** Start of Listing **
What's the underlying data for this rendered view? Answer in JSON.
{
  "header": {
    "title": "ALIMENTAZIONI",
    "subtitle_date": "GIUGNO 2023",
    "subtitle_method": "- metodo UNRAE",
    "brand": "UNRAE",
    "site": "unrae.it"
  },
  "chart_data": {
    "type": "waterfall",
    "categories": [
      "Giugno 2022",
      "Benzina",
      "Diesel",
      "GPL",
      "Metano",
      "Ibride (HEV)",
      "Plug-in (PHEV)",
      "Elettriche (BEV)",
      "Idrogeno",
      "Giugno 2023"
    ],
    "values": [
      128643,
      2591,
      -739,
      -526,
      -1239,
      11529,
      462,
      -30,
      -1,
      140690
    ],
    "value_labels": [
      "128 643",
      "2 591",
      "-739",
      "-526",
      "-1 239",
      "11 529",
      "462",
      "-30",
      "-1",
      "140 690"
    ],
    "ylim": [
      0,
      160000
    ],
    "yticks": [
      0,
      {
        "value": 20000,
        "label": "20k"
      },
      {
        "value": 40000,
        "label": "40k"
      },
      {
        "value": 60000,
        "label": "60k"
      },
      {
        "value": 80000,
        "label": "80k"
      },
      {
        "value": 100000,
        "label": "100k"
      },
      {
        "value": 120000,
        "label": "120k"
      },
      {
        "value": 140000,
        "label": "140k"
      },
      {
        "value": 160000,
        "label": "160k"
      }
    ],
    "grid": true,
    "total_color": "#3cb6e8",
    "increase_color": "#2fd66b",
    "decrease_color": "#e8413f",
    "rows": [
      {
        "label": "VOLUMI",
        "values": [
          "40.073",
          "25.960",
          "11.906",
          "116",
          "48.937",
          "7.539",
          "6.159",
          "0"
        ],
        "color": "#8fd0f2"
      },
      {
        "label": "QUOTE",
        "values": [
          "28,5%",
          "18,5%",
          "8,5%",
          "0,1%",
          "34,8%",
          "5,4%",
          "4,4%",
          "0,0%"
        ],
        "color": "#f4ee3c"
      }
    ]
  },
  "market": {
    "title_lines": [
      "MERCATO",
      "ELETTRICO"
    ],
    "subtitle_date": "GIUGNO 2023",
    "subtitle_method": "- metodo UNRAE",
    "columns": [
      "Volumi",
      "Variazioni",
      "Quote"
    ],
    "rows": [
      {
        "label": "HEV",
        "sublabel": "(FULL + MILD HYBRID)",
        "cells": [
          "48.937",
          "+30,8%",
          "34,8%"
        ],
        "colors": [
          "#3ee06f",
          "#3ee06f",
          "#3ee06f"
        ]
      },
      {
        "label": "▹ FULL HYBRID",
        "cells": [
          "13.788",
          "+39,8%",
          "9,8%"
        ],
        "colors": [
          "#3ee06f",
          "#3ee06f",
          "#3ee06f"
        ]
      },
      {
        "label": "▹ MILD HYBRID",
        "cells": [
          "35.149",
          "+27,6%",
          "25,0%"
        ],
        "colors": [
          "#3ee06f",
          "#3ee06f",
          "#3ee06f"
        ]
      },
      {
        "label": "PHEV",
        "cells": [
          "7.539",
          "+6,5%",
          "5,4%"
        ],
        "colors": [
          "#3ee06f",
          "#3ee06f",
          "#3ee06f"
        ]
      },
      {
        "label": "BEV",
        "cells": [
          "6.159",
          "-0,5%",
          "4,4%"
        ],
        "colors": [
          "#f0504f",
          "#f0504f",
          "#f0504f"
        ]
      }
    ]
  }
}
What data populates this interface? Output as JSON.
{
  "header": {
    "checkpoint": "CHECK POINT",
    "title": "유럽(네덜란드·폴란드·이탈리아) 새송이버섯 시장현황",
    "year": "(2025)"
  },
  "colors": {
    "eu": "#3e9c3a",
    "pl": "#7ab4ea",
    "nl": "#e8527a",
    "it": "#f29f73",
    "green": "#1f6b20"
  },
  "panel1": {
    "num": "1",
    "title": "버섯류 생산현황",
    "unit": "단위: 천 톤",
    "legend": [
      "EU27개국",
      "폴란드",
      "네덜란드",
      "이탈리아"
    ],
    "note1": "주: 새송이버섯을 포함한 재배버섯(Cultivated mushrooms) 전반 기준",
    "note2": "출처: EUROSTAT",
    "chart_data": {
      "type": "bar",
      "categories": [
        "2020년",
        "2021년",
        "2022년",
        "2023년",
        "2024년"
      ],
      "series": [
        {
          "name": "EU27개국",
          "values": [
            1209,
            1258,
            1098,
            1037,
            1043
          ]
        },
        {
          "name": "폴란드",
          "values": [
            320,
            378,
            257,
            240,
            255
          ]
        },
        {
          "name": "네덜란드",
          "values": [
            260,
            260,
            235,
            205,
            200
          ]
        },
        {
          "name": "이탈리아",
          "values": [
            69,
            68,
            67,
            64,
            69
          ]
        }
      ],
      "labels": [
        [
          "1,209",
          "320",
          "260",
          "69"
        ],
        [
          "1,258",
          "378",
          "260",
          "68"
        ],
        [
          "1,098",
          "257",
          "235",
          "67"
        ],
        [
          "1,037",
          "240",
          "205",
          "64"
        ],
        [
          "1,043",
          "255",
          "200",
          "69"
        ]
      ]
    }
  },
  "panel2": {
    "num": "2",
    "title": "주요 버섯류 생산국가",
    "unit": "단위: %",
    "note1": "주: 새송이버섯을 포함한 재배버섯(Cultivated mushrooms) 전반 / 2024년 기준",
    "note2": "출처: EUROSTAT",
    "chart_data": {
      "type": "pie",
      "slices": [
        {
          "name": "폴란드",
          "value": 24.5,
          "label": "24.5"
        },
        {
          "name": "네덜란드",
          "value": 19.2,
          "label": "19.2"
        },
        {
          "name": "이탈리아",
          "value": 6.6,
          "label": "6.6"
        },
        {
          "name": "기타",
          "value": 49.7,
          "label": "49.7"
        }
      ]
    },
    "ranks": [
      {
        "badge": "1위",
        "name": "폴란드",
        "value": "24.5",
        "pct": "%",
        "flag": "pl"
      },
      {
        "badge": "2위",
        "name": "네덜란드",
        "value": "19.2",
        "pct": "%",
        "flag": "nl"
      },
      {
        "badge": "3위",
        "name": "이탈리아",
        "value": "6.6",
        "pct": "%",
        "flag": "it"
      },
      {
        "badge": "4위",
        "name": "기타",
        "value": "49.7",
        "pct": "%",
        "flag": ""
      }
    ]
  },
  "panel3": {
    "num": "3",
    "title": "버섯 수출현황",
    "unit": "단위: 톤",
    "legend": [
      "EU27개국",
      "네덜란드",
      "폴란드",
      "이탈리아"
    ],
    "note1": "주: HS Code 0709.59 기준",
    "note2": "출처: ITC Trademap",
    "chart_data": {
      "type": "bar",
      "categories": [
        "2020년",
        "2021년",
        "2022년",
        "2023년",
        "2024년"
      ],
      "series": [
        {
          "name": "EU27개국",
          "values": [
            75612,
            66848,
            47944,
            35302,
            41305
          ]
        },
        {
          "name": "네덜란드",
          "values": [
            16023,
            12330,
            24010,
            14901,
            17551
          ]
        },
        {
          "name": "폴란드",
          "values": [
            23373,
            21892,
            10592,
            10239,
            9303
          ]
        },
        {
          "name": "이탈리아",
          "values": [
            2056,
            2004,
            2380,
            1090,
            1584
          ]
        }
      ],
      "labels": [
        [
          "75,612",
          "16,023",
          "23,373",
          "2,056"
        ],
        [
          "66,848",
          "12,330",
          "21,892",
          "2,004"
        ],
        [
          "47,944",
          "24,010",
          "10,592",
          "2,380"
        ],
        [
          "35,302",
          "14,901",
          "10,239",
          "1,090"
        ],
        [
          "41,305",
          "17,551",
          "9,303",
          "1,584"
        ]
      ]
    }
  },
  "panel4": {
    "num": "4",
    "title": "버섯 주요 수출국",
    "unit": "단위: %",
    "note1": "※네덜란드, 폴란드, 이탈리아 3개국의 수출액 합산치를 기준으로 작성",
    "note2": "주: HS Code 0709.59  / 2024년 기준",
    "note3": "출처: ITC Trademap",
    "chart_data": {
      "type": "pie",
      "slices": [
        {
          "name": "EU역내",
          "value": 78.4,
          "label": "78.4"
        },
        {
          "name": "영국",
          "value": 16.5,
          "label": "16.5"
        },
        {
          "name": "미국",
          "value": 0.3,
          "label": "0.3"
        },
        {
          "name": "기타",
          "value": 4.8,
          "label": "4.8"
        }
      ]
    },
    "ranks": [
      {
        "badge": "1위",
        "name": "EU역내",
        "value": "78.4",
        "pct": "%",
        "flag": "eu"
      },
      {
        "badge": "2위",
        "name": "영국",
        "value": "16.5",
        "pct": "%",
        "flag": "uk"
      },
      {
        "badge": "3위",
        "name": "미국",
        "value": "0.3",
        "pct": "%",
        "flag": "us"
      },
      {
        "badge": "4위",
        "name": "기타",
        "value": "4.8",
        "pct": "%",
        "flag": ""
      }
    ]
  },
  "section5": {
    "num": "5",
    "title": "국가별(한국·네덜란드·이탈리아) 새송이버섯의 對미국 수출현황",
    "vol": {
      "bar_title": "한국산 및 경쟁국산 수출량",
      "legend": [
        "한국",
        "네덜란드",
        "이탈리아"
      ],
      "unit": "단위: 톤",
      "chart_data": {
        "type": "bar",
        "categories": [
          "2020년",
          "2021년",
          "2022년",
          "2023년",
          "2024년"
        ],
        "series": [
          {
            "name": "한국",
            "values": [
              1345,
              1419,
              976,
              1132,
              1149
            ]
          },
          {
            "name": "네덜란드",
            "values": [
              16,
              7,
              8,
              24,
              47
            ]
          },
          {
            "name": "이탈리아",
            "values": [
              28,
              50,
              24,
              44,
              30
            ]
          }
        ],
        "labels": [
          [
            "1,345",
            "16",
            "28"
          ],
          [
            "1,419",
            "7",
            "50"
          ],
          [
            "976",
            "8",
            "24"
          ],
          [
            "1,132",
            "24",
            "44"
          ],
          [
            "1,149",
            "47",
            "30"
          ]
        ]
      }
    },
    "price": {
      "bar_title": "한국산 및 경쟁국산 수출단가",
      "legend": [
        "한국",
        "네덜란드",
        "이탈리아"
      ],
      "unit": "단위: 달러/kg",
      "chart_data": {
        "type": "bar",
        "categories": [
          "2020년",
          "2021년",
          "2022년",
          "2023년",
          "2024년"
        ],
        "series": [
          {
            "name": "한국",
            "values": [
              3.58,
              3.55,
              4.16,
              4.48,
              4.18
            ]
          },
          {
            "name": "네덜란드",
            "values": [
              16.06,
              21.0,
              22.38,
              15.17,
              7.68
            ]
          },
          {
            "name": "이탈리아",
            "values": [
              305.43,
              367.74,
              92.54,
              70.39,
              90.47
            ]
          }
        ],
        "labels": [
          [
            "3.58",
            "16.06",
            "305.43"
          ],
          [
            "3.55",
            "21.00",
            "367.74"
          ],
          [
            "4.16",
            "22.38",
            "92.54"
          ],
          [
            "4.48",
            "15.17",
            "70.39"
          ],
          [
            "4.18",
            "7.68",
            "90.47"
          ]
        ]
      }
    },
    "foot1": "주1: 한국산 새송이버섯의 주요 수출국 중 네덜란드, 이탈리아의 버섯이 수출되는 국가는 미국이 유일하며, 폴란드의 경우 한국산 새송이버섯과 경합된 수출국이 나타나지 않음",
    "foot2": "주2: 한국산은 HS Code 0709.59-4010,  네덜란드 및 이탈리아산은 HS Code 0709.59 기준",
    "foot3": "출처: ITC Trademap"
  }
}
** End of Listing **
Goal of the exercise:
Read the entries and pick out all lines that include the word "Code".

The answer:
    "note1": "주: HS Code 0709.59 기준",
    "note2": "주: HS Code 0709.59  / 2024년 기준",
    "foot2": "주2: 한국산은 HS Code 0709.59-4010,  네덜란드 및 이탈리아산은 HS Code 0709.59 기준",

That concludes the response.